STATED EXERCISE: Go through the material and write it all out exactly, minus the pictures.

SUPPLIED ENTRIES:

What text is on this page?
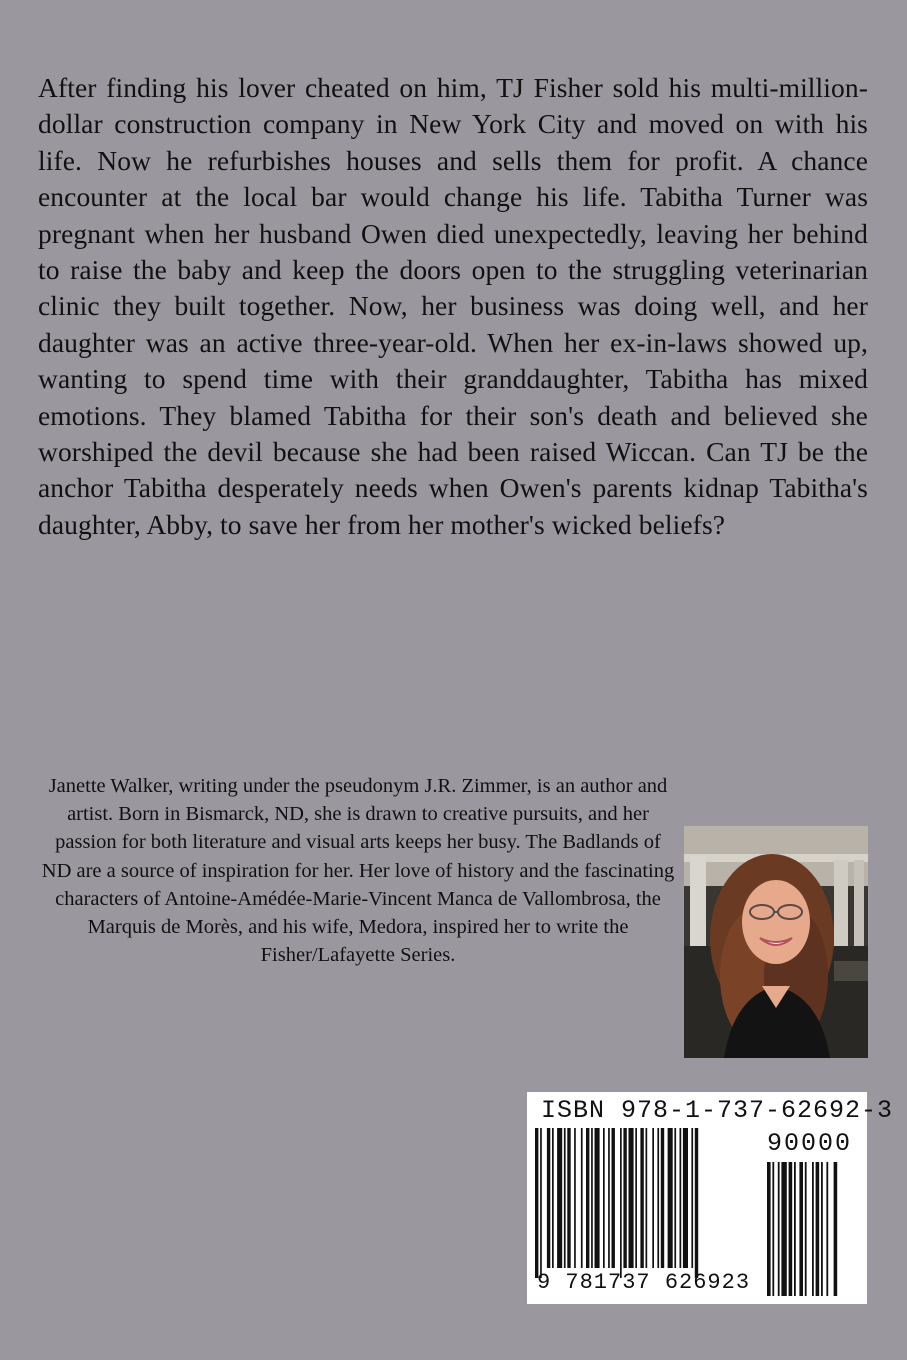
After finding his lover cheated on him, TJ Fisher sold his multi-million-dollar construction company in New York City and moved on with his life. Now he refurbishes houses and sells them for profit. A chance encounter at the local bar would change his life. Tabitha Turner was pregnant when her husband Owen died unexpectedly, leaving her behind to raise the baby and keep the doors open to the struggling veterinarian clinic they built together. Now, her business was doing well, and her daughter was an active three-year-old. When her ex-in-laws showed up, wanting to spend time with their granddaughter, Tabitha has mixed emotions. They blamed Tabitha for their son's death and believed she worshiped the devil because she had been raised Wiccan. Can TJ be the anchor Tabitha desperately needs when Owen's parents kidnap Tabitha's daughter, Abby, to save her from her mother's wicked beliefs?

Janette Walker, writing under the pseudonym J.R. Zimmer, is an author and artist. Born in Bismarck, ND, she is drawn to creative pursuits, and her passion for both literature and visual arts keeps her busy. The Badlands of ND are a source of inspiration for her. Her love of history and the fascinating characters of Antoine-Amédée-Marie-Vincent Manca de Vallombrosa, the Marquis de Morès, and his wife, Medora, inspired her to write the Fisher/Lafayette Series.

ISBN 978-1-737-62692-3
90000
9 781737 626923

EXERCISE RESULT:
What text is on this page?
After finding his lover cheated on him, TJ Fisher sold his multi-million-dollar construction company in New York City and moved on with his life. Now he refurbishes houses and sells them for profit. A chance encounter at the local bar would change his life. Tabitha Turner was pregnant when her husband Owen died unexpectedly, leaving her behind to raise the baby and keep the doors open to the struggling veterinarian clinic they built together. Now, her business was doing well, and her daughter was an active three-year-old. When her ex-in-laws showed up, wanting to spend time with their granddaughter, Tabitha has mixed emotions. They blamed Tabitha for their son's death and believed she worshiped the devil because she had been raised Wiccan. Can TJ be the anchor Tabitha desperately needs when Owen's parents kidnap Tabitha's daughter, Abby, to save her from her mother's wicked beliefs?

Janette Walker, writing under the pseudonym J.R. Zimmer, is an author and artist. Born in Bismarck, ND, she is drawn to creative pursuits, and her passion for both literature and visual arts keeps her busy. The Badlands of ND are a source of inspiration for her. Her love of history and the fascinating characters of Antoine-Amédée-Marie-Vincent Manca de Vallombrosa, the Marquis de Morès, and his wife, Medora, inspired her to write the Fisher/Lafayette Series.

ISBN 978-1-737-62692-3
90000
9 781737 626923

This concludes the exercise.